▶ AIM
Look in the data below for the line that contains "Serialize everything readable". Copy that line and the remaining lines exactly.

▶ MATERIAL TO PROCESS
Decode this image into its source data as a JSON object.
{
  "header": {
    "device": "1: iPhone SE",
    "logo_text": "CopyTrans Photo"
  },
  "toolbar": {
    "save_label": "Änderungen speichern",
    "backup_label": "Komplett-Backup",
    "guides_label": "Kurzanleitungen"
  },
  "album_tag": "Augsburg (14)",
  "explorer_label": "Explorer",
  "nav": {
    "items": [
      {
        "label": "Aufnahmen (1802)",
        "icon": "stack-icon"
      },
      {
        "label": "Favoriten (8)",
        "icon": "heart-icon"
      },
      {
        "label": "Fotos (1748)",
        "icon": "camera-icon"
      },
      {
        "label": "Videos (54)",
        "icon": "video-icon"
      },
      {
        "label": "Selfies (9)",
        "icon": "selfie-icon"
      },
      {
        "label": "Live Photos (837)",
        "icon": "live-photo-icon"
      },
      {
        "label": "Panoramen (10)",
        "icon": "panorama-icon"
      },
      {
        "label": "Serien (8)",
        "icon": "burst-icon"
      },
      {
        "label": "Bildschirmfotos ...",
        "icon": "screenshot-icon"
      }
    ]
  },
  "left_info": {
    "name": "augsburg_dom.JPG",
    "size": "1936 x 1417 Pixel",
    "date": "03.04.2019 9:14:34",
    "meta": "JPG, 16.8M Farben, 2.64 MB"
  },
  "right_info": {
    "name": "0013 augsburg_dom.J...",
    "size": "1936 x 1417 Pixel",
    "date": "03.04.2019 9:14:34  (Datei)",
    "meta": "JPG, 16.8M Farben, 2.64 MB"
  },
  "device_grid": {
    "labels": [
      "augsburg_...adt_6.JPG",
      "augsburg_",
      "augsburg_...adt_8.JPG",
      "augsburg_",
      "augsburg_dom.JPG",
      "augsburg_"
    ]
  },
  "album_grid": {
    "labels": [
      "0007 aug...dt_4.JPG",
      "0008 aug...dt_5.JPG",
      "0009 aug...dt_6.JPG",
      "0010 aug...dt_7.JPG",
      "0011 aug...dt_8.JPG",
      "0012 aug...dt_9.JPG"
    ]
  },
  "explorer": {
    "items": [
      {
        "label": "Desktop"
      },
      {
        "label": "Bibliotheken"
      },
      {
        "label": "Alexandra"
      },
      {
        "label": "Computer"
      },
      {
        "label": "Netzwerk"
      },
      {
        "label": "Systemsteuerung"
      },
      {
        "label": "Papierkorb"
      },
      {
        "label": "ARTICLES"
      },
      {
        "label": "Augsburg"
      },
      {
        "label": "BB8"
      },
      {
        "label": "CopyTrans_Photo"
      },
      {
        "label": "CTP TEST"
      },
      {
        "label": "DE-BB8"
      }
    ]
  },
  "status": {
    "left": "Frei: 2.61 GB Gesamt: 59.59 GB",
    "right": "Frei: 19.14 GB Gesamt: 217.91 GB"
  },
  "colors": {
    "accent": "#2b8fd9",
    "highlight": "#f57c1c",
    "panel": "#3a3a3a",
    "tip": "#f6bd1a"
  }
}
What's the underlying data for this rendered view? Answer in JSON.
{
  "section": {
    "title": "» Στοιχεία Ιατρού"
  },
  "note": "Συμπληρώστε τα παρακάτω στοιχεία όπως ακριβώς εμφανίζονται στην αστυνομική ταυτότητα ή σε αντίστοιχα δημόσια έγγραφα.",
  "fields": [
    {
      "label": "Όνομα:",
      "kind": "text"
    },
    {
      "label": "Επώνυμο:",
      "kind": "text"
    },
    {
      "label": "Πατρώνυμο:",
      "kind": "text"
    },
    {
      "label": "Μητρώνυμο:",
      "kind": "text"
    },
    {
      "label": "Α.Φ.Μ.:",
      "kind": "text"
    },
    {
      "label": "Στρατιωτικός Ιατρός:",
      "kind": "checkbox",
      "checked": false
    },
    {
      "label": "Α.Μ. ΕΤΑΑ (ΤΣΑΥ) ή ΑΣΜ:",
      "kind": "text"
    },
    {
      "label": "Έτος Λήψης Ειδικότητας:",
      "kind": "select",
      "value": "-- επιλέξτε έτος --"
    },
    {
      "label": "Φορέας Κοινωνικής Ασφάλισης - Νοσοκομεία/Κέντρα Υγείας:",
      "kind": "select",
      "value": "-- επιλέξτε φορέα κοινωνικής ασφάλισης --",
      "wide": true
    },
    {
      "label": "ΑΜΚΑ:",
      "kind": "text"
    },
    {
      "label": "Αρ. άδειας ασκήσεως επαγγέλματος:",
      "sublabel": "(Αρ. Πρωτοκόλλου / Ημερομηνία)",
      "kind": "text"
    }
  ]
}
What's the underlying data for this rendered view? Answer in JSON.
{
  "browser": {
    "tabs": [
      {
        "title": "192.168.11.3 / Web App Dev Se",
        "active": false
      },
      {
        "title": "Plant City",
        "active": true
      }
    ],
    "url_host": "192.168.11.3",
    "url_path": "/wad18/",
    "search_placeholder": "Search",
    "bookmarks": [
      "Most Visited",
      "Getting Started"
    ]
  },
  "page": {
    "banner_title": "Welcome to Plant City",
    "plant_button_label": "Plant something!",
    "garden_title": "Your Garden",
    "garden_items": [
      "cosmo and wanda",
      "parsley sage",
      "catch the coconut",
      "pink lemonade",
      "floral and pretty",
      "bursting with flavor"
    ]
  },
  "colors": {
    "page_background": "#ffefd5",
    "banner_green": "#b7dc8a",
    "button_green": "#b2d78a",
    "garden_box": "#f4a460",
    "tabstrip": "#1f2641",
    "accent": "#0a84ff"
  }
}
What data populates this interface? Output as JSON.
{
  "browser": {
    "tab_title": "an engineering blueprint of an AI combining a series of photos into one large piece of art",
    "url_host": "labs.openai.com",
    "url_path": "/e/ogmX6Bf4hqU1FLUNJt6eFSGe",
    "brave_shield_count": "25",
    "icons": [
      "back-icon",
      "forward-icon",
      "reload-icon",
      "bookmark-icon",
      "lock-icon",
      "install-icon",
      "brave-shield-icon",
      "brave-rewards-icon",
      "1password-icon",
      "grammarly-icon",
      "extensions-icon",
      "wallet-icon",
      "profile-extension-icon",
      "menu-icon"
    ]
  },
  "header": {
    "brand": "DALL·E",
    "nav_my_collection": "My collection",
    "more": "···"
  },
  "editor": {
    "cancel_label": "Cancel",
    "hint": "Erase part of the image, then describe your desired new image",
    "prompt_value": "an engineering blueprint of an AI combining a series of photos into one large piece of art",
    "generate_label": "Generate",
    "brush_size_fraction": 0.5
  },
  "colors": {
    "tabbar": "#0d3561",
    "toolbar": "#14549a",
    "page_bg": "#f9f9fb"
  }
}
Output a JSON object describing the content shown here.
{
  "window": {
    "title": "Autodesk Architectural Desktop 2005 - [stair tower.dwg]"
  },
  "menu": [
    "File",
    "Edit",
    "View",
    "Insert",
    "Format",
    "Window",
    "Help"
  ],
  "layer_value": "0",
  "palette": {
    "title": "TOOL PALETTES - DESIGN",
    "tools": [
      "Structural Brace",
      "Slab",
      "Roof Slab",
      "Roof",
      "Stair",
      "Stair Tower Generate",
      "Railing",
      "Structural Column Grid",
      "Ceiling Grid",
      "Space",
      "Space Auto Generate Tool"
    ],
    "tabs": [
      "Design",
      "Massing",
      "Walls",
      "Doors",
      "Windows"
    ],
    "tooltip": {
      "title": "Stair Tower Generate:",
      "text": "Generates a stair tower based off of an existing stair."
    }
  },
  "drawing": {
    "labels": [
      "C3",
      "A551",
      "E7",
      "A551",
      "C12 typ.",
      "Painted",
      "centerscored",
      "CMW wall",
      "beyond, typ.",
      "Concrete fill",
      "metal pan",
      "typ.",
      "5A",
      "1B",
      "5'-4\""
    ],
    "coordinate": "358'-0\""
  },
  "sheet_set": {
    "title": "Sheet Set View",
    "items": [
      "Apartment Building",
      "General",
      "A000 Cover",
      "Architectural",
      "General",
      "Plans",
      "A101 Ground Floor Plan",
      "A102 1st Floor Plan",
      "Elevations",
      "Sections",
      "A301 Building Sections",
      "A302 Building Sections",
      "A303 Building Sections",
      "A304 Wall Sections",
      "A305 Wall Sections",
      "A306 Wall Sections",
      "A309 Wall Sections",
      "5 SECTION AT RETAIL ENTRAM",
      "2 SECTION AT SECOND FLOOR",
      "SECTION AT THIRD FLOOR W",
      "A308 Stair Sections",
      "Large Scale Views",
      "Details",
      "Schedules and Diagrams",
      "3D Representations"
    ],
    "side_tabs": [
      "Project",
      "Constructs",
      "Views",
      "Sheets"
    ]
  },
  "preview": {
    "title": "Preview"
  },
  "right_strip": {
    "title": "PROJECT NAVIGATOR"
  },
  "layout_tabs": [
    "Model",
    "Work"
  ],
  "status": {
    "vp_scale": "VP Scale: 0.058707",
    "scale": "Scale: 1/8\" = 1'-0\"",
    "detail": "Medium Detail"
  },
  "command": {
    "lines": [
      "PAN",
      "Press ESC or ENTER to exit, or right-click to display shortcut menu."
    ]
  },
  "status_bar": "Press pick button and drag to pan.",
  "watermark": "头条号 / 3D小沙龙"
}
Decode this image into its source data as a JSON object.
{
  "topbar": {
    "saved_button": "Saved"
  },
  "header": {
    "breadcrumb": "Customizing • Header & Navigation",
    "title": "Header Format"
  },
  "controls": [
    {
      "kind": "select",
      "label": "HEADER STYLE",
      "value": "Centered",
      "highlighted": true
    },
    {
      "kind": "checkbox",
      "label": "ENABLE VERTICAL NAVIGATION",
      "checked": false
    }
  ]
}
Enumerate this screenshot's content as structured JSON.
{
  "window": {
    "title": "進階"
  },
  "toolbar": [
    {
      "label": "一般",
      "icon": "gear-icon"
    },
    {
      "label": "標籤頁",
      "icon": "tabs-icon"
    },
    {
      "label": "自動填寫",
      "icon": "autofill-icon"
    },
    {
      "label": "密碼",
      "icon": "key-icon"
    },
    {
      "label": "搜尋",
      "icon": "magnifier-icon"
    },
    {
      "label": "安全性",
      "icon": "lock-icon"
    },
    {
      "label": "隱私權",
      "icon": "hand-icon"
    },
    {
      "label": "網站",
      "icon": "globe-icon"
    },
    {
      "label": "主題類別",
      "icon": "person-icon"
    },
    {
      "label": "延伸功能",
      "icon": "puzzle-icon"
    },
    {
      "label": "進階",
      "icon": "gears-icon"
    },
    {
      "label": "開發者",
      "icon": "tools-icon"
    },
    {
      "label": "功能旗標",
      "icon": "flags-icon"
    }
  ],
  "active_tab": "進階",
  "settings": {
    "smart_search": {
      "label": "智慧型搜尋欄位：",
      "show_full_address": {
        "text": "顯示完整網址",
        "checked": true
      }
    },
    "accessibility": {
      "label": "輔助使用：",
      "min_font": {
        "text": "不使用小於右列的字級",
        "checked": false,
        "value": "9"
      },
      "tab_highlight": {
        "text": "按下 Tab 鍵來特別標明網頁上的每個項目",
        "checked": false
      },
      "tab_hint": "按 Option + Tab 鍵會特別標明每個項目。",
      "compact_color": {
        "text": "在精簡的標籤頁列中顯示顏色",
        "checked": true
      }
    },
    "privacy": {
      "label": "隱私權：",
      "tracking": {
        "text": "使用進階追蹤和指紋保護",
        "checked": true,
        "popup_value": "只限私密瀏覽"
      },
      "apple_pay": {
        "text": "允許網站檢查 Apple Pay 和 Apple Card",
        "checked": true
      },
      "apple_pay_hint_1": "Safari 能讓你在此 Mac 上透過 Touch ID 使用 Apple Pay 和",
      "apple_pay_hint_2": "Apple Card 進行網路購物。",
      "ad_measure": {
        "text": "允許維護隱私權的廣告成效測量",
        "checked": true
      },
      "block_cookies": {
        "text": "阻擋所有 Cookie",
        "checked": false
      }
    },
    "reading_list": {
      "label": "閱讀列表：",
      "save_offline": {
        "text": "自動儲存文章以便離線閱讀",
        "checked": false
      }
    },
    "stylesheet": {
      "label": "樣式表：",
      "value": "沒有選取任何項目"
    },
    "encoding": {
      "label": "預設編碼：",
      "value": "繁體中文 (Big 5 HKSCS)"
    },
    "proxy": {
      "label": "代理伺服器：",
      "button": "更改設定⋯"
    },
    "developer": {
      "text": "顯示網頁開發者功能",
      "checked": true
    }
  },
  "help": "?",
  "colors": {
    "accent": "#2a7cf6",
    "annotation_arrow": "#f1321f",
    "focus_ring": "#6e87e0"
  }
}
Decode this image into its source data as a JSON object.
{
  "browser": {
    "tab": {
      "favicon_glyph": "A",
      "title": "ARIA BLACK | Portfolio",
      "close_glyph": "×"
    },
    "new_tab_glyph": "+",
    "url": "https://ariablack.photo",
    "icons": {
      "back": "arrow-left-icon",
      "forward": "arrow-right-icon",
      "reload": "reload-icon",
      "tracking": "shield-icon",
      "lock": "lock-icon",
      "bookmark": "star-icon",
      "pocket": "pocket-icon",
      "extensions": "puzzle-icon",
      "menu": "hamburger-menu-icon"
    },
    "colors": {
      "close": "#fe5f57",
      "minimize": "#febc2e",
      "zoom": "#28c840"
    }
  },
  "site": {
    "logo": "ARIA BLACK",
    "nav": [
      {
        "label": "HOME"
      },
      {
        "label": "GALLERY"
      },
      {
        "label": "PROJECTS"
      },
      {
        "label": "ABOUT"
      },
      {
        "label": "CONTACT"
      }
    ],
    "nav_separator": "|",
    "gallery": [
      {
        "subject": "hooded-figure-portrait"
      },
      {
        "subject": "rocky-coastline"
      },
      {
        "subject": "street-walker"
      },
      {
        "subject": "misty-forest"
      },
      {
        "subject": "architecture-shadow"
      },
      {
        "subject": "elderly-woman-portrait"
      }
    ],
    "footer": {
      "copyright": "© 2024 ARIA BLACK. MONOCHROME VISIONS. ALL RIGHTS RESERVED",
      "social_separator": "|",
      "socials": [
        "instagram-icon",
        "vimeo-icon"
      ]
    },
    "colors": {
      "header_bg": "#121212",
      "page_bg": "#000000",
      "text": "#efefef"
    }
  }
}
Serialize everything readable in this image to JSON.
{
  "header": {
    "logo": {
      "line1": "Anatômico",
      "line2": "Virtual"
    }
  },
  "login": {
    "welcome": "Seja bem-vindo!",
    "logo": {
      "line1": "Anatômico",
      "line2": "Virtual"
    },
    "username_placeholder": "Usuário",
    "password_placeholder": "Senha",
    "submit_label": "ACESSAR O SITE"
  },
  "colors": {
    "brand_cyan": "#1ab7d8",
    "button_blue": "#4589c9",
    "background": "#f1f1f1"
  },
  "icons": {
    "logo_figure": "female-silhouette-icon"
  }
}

▶ RESULT BELOW
Serialize everything readable in this image to JSON.
{
  "header": {
    "logo": {
      "line1": "Anatômico",
      "line2": "Virtual"
    }
  },
  "login": {
    "welcome": "Seja bem-vindo!",
    "logo": {
      "line1": "Anatômico",
      "line2": "Virtual"
    },
    "username_placeholder": "Usuário",
    "password_placeholder": "Senha",
    "submit_label": "ACESSAR O SITE"
  },
  "colors": {
    "brand_cyan": "#1ab7d8",
    "button_blue": "#4589c9",
    "background": "#f1f1f1"
  },
  "icons": {
    "logo_figure": "female-silhouette-icon"
  }
}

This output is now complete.